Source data
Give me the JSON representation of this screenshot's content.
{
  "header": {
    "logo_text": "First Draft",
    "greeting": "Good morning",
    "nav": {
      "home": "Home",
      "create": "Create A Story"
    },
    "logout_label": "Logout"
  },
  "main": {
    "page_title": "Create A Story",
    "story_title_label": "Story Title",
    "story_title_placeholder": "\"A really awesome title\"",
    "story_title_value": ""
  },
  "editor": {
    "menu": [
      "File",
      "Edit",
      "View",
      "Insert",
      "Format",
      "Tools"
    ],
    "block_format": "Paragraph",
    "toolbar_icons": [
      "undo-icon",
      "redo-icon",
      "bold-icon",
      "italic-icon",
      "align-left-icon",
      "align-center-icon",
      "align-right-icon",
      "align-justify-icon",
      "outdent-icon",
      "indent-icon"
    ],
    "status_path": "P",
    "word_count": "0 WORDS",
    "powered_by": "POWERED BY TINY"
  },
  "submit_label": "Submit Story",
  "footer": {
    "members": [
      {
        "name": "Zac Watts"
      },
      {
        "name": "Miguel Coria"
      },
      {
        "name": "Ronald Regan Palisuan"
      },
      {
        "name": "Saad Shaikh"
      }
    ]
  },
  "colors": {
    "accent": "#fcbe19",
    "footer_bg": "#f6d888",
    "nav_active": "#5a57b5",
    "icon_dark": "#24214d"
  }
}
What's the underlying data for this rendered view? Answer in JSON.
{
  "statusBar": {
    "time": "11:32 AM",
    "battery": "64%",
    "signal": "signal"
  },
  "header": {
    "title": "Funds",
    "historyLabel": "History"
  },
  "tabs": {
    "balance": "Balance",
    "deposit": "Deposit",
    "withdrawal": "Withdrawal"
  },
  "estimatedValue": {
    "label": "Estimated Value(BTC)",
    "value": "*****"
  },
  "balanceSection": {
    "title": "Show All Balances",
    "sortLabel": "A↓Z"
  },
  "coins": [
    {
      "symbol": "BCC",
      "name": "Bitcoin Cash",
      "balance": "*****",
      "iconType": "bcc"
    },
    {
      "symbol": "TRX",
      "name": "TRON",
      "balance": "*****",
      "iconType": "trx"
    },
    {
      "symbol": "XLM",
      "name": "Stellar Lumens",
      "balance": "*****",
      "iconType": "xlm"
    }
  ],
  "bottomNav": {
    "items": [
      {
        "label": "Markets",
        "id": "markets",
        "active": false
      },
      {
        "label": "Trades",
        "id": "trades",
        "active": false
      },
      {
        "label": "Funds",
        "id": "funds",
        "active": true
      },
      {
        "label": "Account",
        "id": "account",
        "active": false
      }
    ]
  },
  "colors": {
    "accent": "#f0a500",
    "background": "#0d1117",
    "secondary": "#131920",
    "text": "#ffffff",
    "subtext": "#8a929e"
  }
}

## WHAT YOU SHOULD DO
Every line of the records above needs to be given again exactly.

## EXPECTED ANSWER
Give me the JSON representation of this screenshot's content.
{
  "header": {
    "logo_text": "First Draft",
    "greeting": "Good morning",
    "nav": {
      "home": "Home",
      "create": "Create A Story"
    },
    "logout_label": "Logout"
  },
  "main": {
    "page_title": "Create A Story",
    "story_title_label": "Story Title",
    "story_title_placeholder": "\"A really awesome title\"",
    "story_title_value": ""
  },
  "editor": {
    "menu": [
      "File",
      "Edit",
      "View",
      "Insert",
      "Format",
      "Tools"
    ],
    "block_format": "Paragraph",
    "toolbar_icons": [
      "undo-icon",
      "redo-icon",
      "bold-icon",
      "italic-icon",
      "align-left-icon",
      "align-center-icon",
      "align-right-icon",
      "align-justify-icon",
      "outdent-icon",
      "indent-icon"
    ],
    "status_path": "P",
    "word_count": "0 WORDS",
    "powered_by": "POWERED BY TINY"
  },
  "submit_label": "Submit Story",
  "footer": {
    "members": [
      {
        "name": "Zac Watts"
      },
      {
        "name": "Miguel Coria"
      },
      {
        "name": "Ronald Regan Palisuan"
      },
      {
        "name": "Saad Shaikh"
      }
    ]
  },
  "colors": {
    "accent": "#fcbe19",
    "footer_bg": "#f6d888",
    "nav_active": "#5a57b5",
    "icon_dark": "#24214d"
  }
}
What's the underlying data for this rendered view? Answer in JSON.
{
  "statusBar": {
    "time": "11:32 AM",
    "battery": "64%",
    "signal": "signal"
  },
  "header": {
    "title": "Funds",
    "historyLabel": "History"
  },
  "tabs": {
    "balance": "Balance",
    "deposit": "Deposit",
    "withdrawal": "Withdrawal"
  },
  "estimatedValue": {
    "label": "Estimated Value(BTC)",
    "value": "*****"
  },
  "balanceSection": {
    "title": "Show All Balances",
    "sortLabel": "A↓Z"
  },
  "coins": [
    {
      "symbol": "BCC",
      "name": "Bitcoin Cash",
      "balance": "*****",
      "iconType": "bcc"
    },
    {
      "symbol": "TRX",
      "name": "TRON",
      "balance": "*****",
      "iconType": "trx"
    },
    {
      "symbol": "XLM",
      "name": "Stellar Lumens",
      "balance": "*****",
      "iconType": "xlm"
    }
  ],
  "bottomNav": {
    "items": [
      {
        "label": "Markets",
        "id": "markets",
        "active": false
      },
      {
        "label": "Trades",
        "id": "trades",
        "active": false
      },
      {
        "label": "Funds",
        "id": "funds",
        "active": true
      },
      {
        "label": "Account",
        "id": "account",
        "active": false
      }
    ]
  },
  "colors": {
    "accent": "#f0a500",
    "background": "#0d1117",
    "secondary": "#131920",
    "text": "#ffffff",
    "subtext": "#8a929e"
  }
}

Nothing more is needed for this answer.